The task:
Put every line of the data below into a numbered list, skipping any blank lines. Leave the pictures out of your answer.

(Dataset records)
..............................

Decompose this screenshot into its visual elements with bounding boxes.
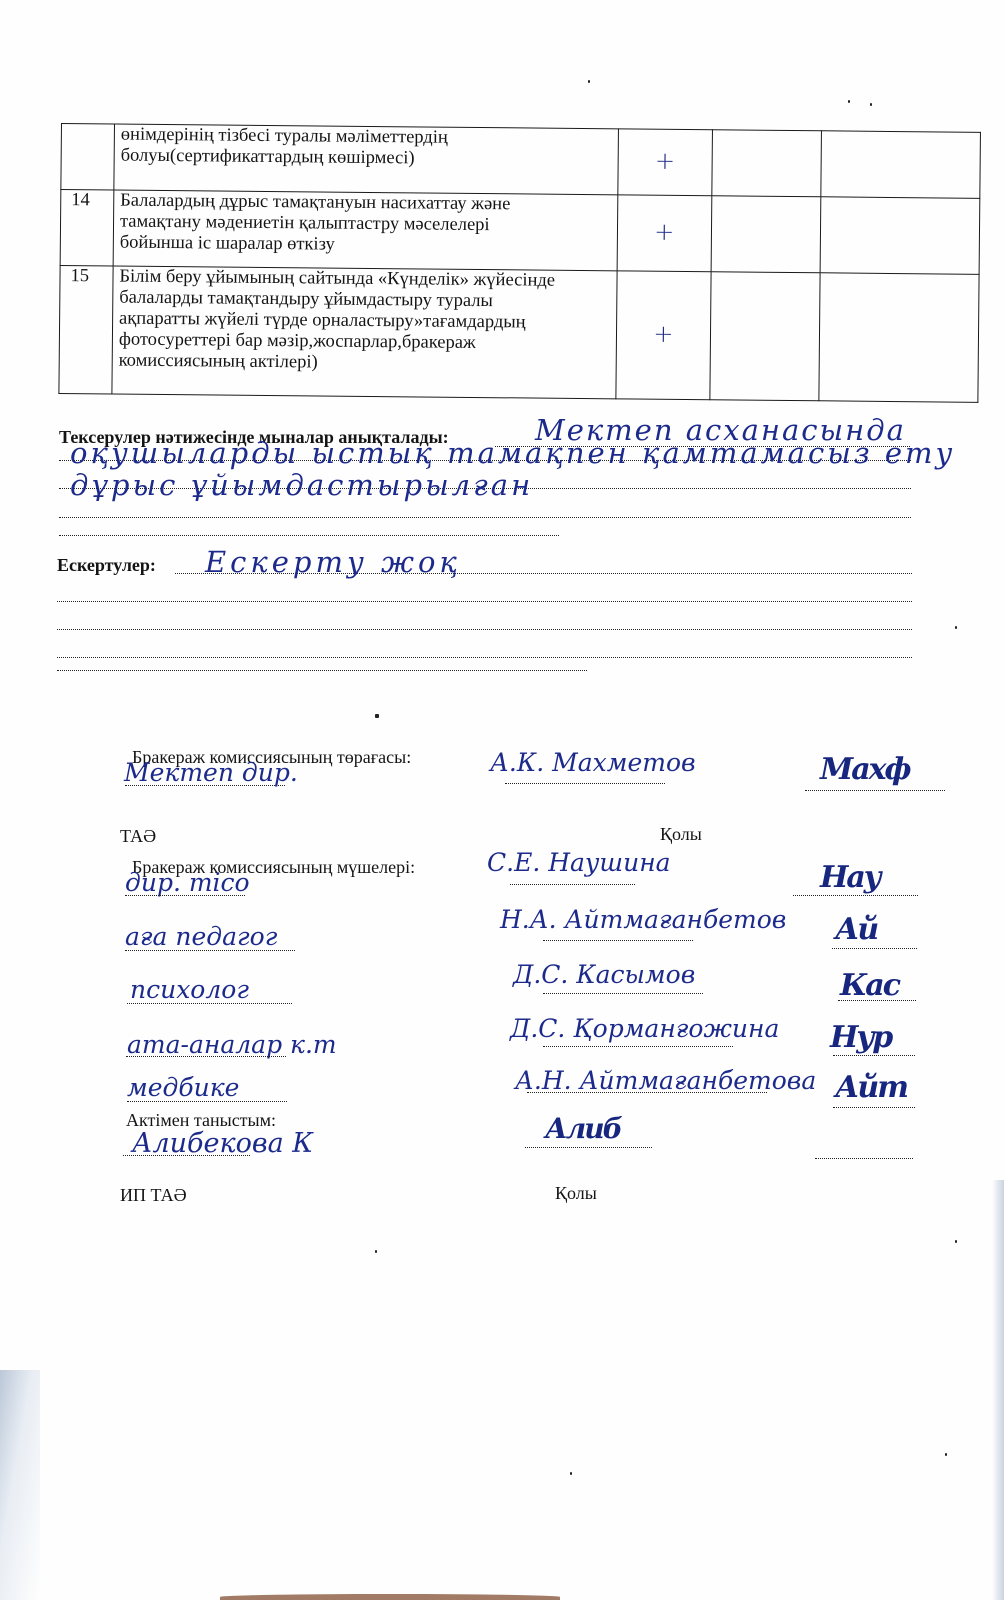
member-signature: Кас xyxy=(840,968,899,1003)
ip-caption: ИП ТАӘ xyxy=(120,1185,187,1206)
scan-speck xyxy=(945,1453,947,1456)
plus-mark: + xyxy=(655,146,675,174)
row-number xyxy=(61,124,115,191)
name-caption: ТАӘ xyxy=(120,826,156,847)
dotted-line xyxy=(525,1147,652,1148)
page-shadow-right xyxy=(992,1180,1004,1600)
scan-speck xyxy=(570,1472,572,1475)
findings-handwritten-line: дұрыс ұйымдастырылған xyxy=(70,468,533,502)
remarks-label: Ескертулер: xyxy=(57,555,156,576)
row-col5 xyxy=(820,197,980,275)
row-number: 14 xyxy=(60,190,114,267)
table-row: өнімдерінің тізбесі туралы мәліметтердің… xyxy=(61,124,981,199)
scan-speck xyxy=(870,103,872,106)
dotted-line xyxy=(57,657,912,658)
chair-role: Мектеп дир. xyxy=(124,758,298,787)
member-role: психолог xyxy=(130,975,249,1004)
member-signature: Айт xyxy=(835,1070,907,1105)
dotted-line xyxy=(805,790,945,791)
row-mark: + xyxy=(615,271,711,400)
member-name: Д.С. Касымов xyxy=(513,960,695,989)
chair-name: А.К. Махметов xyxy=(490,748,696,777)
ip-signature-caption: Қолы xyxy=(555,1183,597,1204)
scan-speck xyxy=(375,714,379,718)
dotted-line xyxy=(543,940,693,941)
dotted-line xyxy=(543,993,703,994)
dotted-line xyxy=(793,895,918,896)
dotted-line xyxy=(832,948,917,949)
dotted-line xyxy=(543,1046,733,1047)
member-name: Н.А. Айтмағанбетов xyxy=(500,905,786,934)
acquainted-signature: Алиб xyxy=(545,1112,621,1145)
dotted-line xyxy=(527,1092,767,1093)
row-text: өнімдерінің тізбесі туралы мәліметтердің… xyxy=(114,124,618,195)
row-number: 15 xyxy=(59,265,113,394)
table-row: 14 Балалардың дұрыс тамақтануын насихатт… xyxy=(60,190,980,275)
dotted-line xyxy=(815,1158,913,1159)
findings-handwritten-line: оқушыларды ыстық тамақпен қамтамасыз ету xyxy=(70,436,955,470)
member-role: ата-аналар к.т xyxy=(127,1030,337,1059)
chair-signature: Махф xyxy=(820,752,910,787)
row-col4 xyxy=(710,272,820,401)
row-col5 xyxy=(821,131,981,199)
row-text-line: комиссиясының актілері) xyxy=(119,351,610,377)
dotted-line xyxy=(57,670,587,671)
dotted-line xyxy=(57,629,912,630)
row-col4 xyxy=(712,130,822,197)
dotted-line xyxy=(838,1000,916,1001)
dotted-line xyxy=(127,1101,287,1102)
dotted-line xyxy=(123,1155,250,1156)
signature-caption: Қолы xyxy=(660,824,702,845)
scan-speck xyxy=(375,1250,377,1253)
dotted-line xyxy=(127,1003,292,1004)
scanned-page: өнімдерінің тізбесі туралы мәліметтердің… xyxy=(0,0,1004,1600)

..............................

Solution to the exercise:
1. Decompose this screenshot into its visual elements with bounding boxes.
2. member-signature: Кас xyxy=(840,968,899,1003)
3. ip-caption: ИП ТАӘ xyxy=(120,1185,187,1206)
4. scan-speck xyxy=(945,1453,947,1456)
5. plus-mark: + xyxy=(655,146,675,174)
6. row-number xyxy=(61,124,115,191)
7. name-caption: ТАӘ xyxy=(120,826,156,847)
8. dotted-line xyxy=(525,1147,652,1148)
9. page-shadow-right xyxy=(992,1180,1004,1600)
10. scan-speck xyxy=(570,1472,572,1475)
11. findings-handwritten-line: дұрыс ұйымдастырылған xyxy=(70,468,533,502)
12. remarks-label: Ескертулер: xyxy=(57,555,156,576)
13. row-col5 xyxy=(820,197,980,275)
14. row-number: 14 xyxy=(60,190,114,267)
15. table-row: өнімдерінің тізбесі туралы мәліметтердің… xyxy=(61,124,981,199)
16. scan-speck xyxy=(870,103,872,106)
17. dotted-line xyxy=(57,657,912,658)
18. chair-role: Мектеп дир. xyxy=(124,758,298,787)
19. member-role: психолог xyxy=(130,975,249,1004)
20. member-signature: Айт xyxy=(835,1070,907,1105)
21. dotted-line xyxy=(805,790,945,791)
22. row-mark: + xyxy=(615,271,711,400)
23. member-name: Д.С. Касымов xyxy=(513,960,695,989)
24. chair-name: А.К. Махметов xyxy=(490,748,696,777)
25. ip-signature-caption: Қолы xyxy=(555,1183,597,1204)
26. scan-speck xyxy=(375,714,379,718)
27. dotted-line xyxy=(543,940,693,941)
28. dotted-line xyxy=(543,993,703,994)
29. dotted-line xyxy=(793,895,918,896)
30. dotted-line xyxy=(832,948,917,949)
31. dotted-line xyxy=(543,1046,733,1047)
32. member-name: Н.А. Айтмағанбетов xyxy=(500,905,786,934)
33. acquainted-signature: Алиб xyxy=(545,1112,621,1145)
34. dotted-line xyxy=(527,1092,767,1093)
35. row-text: өнімдерінің тізбесі туралы мәліметтердің… xyxy=(114,124,618,195)
36. row-number: 15 xyxy=(59,265,113,394)
37. table-row: 14 Балалардың дұрыс тамақтануын насихатт… xyxy=(60,190,980,275)
38. dotted-line xyxy=(815,1158,913,1159)
39. findings-handwritten-line: оқушыларды ыстық тамақпен қамтамасыз ету xyxy=(70,436,955,470)
40. member-role: ата-аналар к.т xyxy=(127,1030,337,1059)
41. chair-signature: Махф xyxy=(820,752,910,787)
42. row-col4 xyxy=(710,272,820,401)
43. row-col5 xyxy=(821,131,981,199)
44. row-text-line: комиссиясының актілері) xyxy=(119,351,610,377)
45. dotted-line xyxy=(57,670,587,671)
46. dotted-line xyxy=(57,629,912,630)
47. row-col4 xyxy=(712,130,822,197)
48. dotted-line xyxy=(838,1000,916,1001)
49. dotted-line xyxy=(127,1101,287,1102)
50. dotted-line xyxy=(123,1155,250,1156)
51. signature-caption: Қолы xyxy=(660,824,702,845)
52. scan-speck xyxy=(375,1250,377,1253)
53. dotted-line xyxy=(127,1003,292,1004)
54. scanned-page: өнімдерінің тізбесі туралы мәліметтердің… xyxy=(0,0,1004,1600)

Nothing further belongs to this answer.